**Task directions:**
Give the data below again exactly as it stands. Omit the pictures.

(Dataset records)
== == ==
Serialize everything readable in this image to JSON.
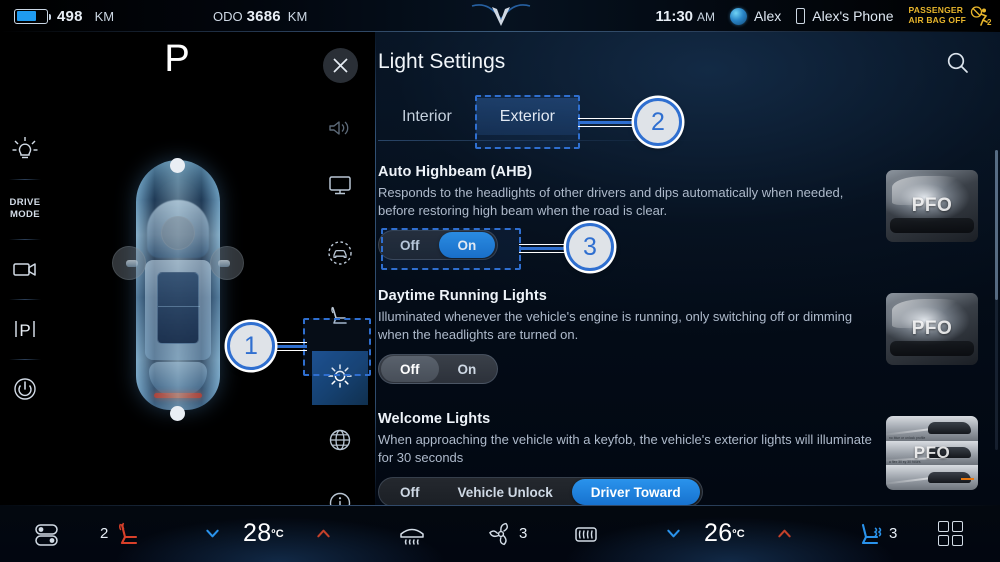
{
  "statusbar": {
    "range_value": "498",
    "range_unit": "KM",
    "odo_label": "ODO",
    "odo_value": "3686",
    "odo_unit": "KM",
    "time": "11:30",
    "time_period": "AM",
    "profile_name": "Alex",
    "phone_name": "Alex's Phone",
    "airbag_line1": "PASSENGER",
    "airbag_line2": "AIR BAG OFF",
    "airbag_count": "2",
    "brand_logo": "v-logo"
  },
  "left_rail": {
    "items": [
      {
        "name": "lights",
        "icon": "headlight-icon",
        "label": ""
      },
      {
        "name": "drive-mode",
        "icon": "drive-mode-icon",
        "label": "DRIVE\nMODE",
        "label_line1": "DRIVE",
        "label_line2": "MODE"
      },
      {
        "name": "camera",
        "icon": "camera-icon",
        "label": ""
      },
      {
        "name": "parking",
        "icon": "parking-p-icon",
        "label": "P"
      },
      {
        "name": "power",
        "icon": "power-icon",
        "label": ""
      }
    ]
  },
  "car_view": {
    "gear": "P",
    "vehicle_alt": "top-down-car-render"
  },
  "panel": {
    "close_icon": "close-icon",
    "title": "Light Settings",
    "search_icon": "search-icon",
    "rail_items": [
      {
        "name": "sound",
        "icon": "speaker-icon",
        "selected": false
      },
      {
        "name": "display",
        "icon": "monitor-icon",
        "selected": false
      },
      {
        "name": "driving-assist",
        "icon": "car-sensor-icon",
        "selected": false
      },
      {
        "name": "seat",
        "icon": "seat-icon",
        "selected": false
      },
      {
        "name": "light",
        "icon": "sun-icon",
        "selected": true
      },
      {
        "name": "connectivity",
        "icon": "globe-icon",
        "selected": false
      },
      {
        "name": "info",
        "icon": "info-icon",
        "selected": false
      }
    ],
    "tabs": [
      {
        "label": "Interior",
        "active": false
      },
      {
        "label": "Exterior",
        "active": true
      }
    ],
    "settings": [
      {
        "title": "Auto Highbeam (AHB)",
        "description": "Responds to the headlights of other drivers and dips automatically when needed, before restoring high beam when the road is clear.",
        "options": [
          "Off",
          "On"
        ],
        "selected": "On",
        "thumb_watermark": "PFO"
      },
      {
        "title": "Daytime Running Lights",
        "description": "Illuminated whenever the vehicle's engine is running, only switching off or dimming when the headlights are turned on.",
        "options": [
          "Off",
          "On"
        ],
        "selected": "Off",
        "thumb_watermark": "PFO"
      },
      {
        "title": "Welcome Lights",
        "description": "When approaching the vehicle with a keyfob, the vehicle's exterior lights will illuminate for 30 seconds",
        "options": [
          "Off",
          "Vehicle Unlock",
          "Driver Toward"
        ],
        "selected": "Driver Toward",
        "thumb_watermark": "PFO"
      }
    ]
  },
  "annotations": [
    {
      "number": "1",
      "target": "light-sidebar-icon"
    },
    {
      "number": "2",
      "target": "exterior-tab"
    },
    {
      "number": "3",
      "target": "auto-highbeam-toggle"
    }
  ],
  "climate": {
    "toggle_icon": "settings-toggle-icon",
    "driver_seat_heat_level": "2",
    "driver_seat_icon": "heated-seat-icon",
    "driver_temp": "28",
    "driver_temp_unit": "ºC",
    "front_defrost_icon": "front-defrost-icon",
    "fan_icon": "fan-icon",
    "fan_level": "3",
    "rear_defrost_icon": "rear-defrost-icon",
    "passenger_temp": "26",
    "passenger_temp_unit": "ºC",
    "passenger_seat_icon": "ventilated-seat-icon",
    "passenger_seat_level": "3",
    "apps_icon": "apps-grid-icon",
    "chevron_down_icon": "chevron-down-icon",
    "chevron_up_icon": "chevron-up-icon"
  },
  "colors": {
    "accent_blue": "#2a93ec",
    "annotation_blue": "#2f6fd0",
    "warning_amber": "#e8b62c",
    "panel_bg": "#061322"
  }
}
== == ==
**Worked answer:**
Serialize everything readable in this image to JSON.
{
  "statusbar": {
    "range_value": "498",
    "range_unit": "KM",
    "odo_label": "ODO",
    "odo_value": "3686",
    "odo_unit": "KM",
    "time": "11:30",
    "time_period": "AM",
    "profile_name": "Alex",
    "phone_name": "Alex's Phone",
    "airbag_line1": "PASSENGER",
    "airbag_line2": "AIR BAG OFF",
    "airbag_count": "2",
    "brand_logo": "v-logo"
  },
  "left_rail": {
    "items": [
      {
        "name": "lights",
        "icon": "headlight-icon",
        "label": ""
      },
      {
        "name": "drive-mode",
        "icon": "drive-mode-icon",
        "label": "DRIVE\nMODE",
        "label_line1": "DRIVE",
        "label_line2": "MODE"
      },
      {
        "name": "camera",
        "icon": "camera-icon",
        "label": ""
      },
      {
        "name": "parking",
        "icon": "parking-p-icon",
        "label": "P"
      },
      {
        "name": "power",
        "icon": "power-icon",
        "label": ""
      }
    ]
  },
  "car_view": {
    "gear": "P",
    "vehicle_alt": "top-down-car-render"
  },
  "panel": {
    "close_icon": "close-icon",
    "title": "Light Settings",
    "search_icon": "search-icon",
    "rail_items": [
      {
        "name": "sound",
        "icon": "speaker-icon",
        "selected": false
      },
      {
        "name": "display",
        "icon": "monitor-icon",
        "selected": false
      },
      {
        "name": "driving-assist",
        "icon": "car-sensor-icon",
        "selected": false
      },
      {
        "name": "seat",
        "icon": "seat-icon",
        "selected": false
      },
      {
        "name": "light",
        "icon": "sun-icon",
        "selected": true
      },
      {
        "name": "connectivity",
        "icon": "globe-icon",
        "selected": false
      },
      {
        "name": "info",
        "icon": "info-icon",
        "selected": false
      }
    ],
    "tabs": [
      {
        "label": "Interior",
        "active": false
      },
      {
        "label": "Exterior",
        "active": true
      }
    ],
    "settings": [
      {
        "title": "Auto Highbeam (AHB)",
        "description": "Responds to the headlights of other drivers and dips automatically when needed, before restoring high beam when the road is clear.",
        "options": [
          "Off",
          "On"
        ],
        "selected": "On",
        "thumb_watermark": "PFO"
      },
      {
        "title": "Daytime Running Lights",
        "description": "Illuminated whenever the vehicle's engine is running, only switching off or dimming when the headlights are turned on.",
        "options": [
          "Off",
          "On"
        ],
        "selected": "Off",
        "thumb_watermark": "PFO"
      },
      {
        "title": "Welcome Lights",
        "description": "When approaching the vehicle with a keyfob, the vehicle's exterior lights will illuminate for 30 seconds",
        "options": [
          "Off",
          "Vehicle Unlock",
          "Driver Toward"
        ],
        "selected": "Driver Toward",
        "thumb_watermark": "PFO"
      }
    ]
  },
  "annotations": [
    {
      "number": "1",
      "target": "light-sidebar-icon"
    },
    {
      "number": "2",
      "target": "exterior-tab"
    },
    {
      "number": "3",
      "target": "auto-highbeam-toggle"
    }
  ],
  "climate": {
    "toggle_icon": "settings-toggle-icon",
    "driver_seat_heat_level": "2",
    "driver_seat_icon": "heated-seat-icon",
    "driver_temp": "28",
    "driver_temp_unit": "ºC",
    "front_defrost_icon": "front-defrost-icon",
    "fan_icon": "fan-icon",
    "fan_level": "3",
    "rear_defrost_icon": "rear-defrost-icon",
    "passenger_temp": "26",
    "passenger_temp_unit": "ºC",
    "passenger_seat_icon": "ventilated-seat-icon",
    "passenger_seat_level": "3",
    "apps_icon": "apps-grid-icon",
    "chevron_down_icon": "chevron-down-icon",
    "chevron_up_icon": "chevron-up-icon"
  },
  "colors": {
    "accent_blue": "#2a93ec",
    "annotation_blue": "#2f6fd0",
    "warning_amber": "#e8b62c",
    "panel_bg": "#061322"
  }
}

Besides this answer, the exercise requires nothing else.